EXERCISE TASK: Return each line of the data below exactly, omitting any pictures.

═════ SOURCE DATA ═════

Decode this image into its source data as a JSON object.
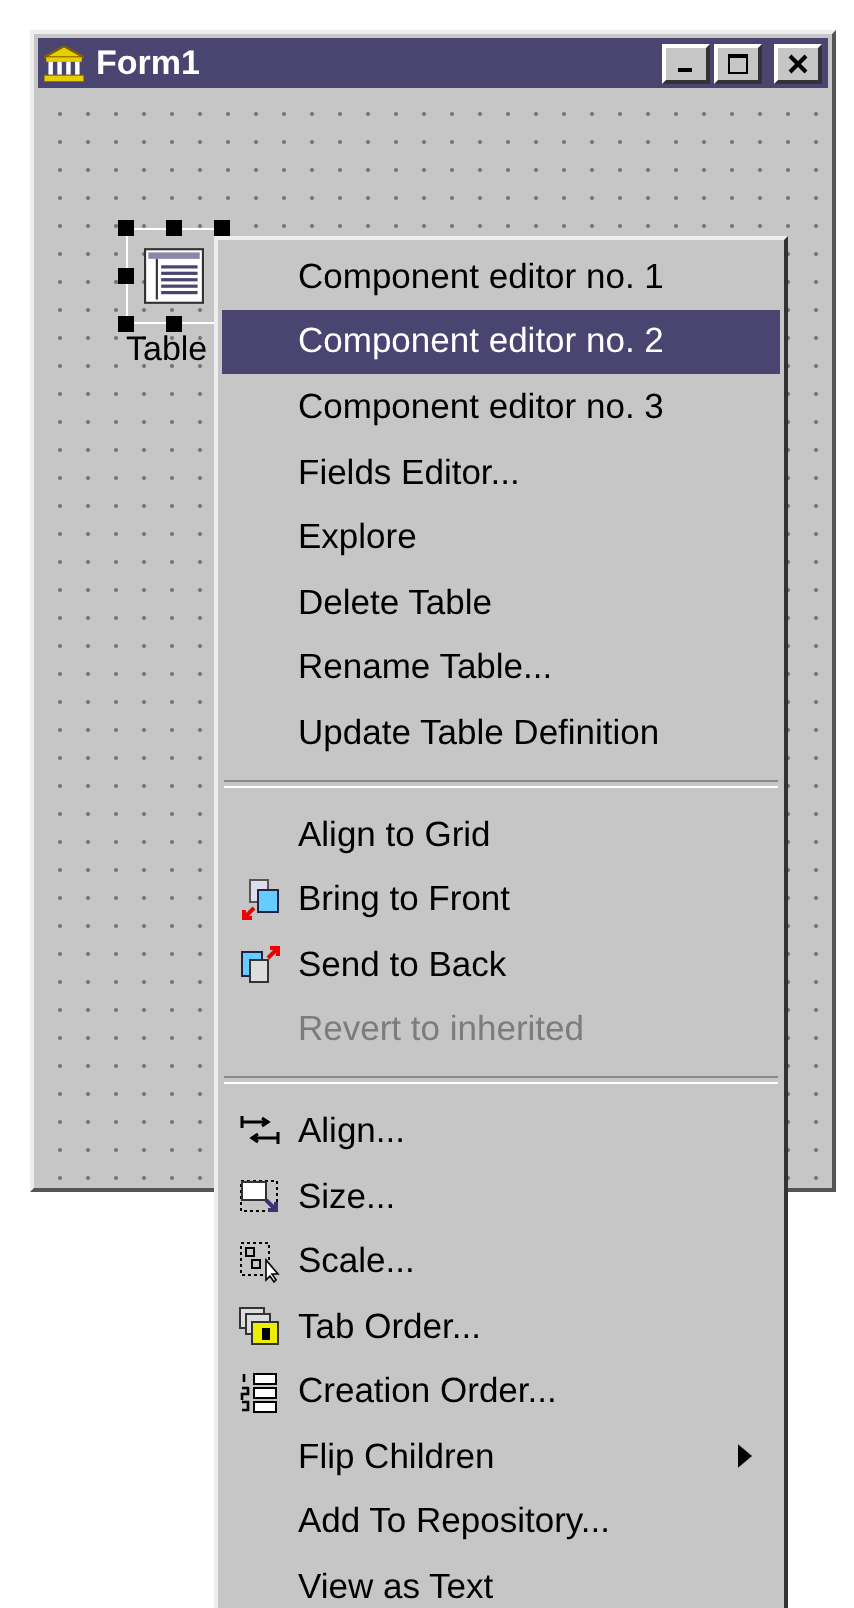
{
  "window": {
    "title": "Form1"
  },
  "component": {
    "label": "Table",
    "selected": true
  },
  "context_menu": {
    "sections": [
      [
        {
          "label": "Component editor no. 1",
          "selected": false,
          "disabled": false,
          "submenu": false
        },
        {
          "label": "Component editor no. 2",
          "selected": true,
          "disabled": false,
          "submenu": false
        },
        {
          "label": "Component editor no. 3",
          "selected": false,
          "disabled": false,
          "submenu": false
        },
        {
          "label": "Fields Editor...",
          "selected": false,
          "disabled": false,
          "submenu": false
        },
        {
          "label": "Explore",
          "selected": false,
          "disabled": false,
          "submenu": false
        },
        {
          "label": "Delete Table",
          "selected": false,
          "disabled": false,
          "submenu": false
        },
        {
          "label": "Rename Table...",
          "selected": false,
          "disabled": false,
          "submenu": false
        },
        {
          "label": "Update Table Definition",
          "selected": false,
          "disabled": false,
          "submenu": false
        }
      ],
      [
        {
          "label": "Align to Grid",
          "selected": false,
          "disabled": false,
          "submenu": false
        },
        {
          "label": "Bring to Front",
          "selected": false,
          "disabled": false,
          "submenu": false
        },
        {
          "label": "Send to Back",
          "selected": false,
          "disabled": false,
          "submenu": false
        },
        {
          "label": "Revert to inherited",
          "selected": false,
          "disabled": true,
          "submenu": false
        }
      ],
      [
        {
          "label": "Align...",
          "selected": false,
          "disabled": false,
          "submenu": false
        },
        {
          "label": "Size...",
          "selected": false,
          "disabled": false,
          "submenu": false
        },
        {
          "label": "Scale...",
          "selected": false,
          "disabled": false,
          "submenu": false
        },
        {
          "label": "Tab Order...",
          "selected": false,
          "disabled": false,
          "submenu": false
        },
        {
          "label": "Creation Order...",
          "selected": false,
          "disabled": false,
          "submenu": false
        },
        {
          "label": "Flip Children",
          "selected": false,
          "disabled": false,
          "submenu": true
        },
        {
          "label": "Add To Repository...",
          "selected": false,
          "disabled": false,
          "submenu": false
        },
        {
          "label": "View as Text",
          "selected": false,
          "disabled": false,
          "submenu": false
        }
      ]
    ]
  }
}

═════

FINISHED EXERCISE:
Decode this image into its source data as a JSON object.
{
  "window": {
    "title": "Form1"
  },
  "component": {
    "label": "Table",
    "selected": true
  },
  "context_menu": {
    "sections": [
      [
        {
          "label": "Component editor no. 1",
          "selected": false,
          "disabled": false,
          "submenu": false
        },
        {
          "label": "Component editor no. 2",
          "selected": true,
          "disabled": false,
          "submenu": false
        },
        {
          "label": "Component editor no. 3",
          "selected": false,
          "disabled": false,
          "submenu": false
        },
        {
          "label": "Fields Editor...",
          "selected": false,
          "disabled": false,
          "submenu": false
        },
        {
          "label": "Explore",
          "selected": false,
          "disabled": false,
          "submenu": false
        },
        {
          "label": "Delete Table",
          "selected": false,
          "disabled": false,
          "submenu": false
        },
        {
          "label": "Rename Table...",
          "selected": false,
          "disabled": false,
          "submenu": false
        },
        {
          "label": "Update Table Definition",
          "selected": false,
          "disabled": false,
          "submenu": false
        }
      ],
      [
        {
          "label": "Align to Grid",
          "selected": false,
          "disabled": false,
          "submenu": false
        },
        {
          "label": "Bring to Front",
          "selected": false,
          "disabled": false,
          "submenu": false
        },
        {
          "label": "Send to Back",
          "selected": false,
          "disabled": false,
          "submenu": false
        },
        {
          "label": "Revert to inherited",
          "selected": false,
          "disabled": true,
          "submenu": false
        }
      ],
      [
        {
          "label": "Align...",
          "selected": false,
          "disabled": false,
          "submenu": false
        },
        {
          "label": "Size...",
          "selected": false,
          "disabled": false,
          "submenu": false
        },
        {
          "label": "Scale...",
          "selected": false,
          "disabled": false,
          "submenu": false
        },
        {
          "label": "Tab Order...",
          "selected": false,
          "disabled": false,
          "submenu": false
        },
        {
          "label": "Creation Order...",
          "selected": false,
          "disabled": false,
          "submenu": false
        },
        {
          "label": "Flip Children",
          "selected": false,
          "disabled": false,
          "submenu": true
        },
        {
          "label": "Add To Repository...",
          "selected": false,
          "disabled": false,
          "submenu": false
        },
        {
          "label": "View as Text",
          "selected": false,
          "disabled": false,
          "submenu": false
        }
      ]
    ]
  }
}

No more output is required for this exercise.